DIRECTIONS ▸ Which lines hold the string "国浩律师"? Copy every one of them.

RECORDS TO USE ▸
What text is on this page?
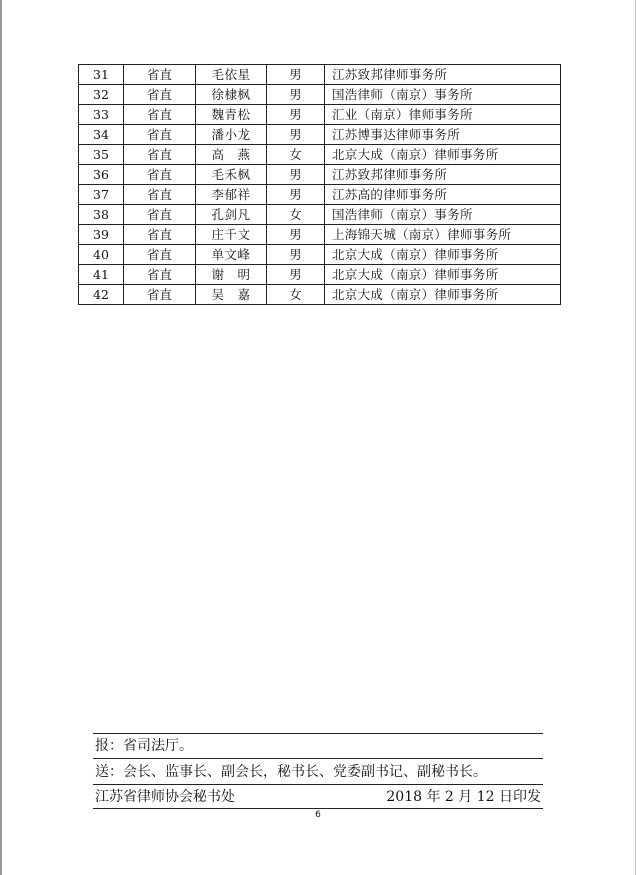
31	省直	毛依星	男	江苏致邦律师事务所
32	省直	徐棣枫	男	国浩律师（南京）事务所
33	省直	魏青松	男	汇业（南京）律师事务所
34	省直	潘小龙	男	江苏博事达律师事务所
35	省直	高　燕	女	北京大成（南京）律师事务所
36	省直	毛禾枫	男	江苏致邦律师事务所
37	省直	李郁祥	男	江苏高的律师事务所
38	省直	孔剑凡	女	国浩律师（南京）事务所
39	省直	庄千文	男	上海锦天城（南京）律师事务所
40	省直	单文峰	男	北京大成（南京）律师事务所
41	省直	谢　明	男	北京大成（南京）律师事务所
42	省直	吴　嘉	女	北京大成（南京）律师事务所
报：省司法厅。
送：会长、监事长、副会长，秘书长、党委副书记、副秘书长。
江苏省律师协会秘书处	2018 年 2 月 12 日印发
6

EXERCISE RESPONSE ▸
32	省直	徐棣枫	男	国浩律师（南京）事务所
38	省直	孔剑凡	女	国浩律师（南京）事务所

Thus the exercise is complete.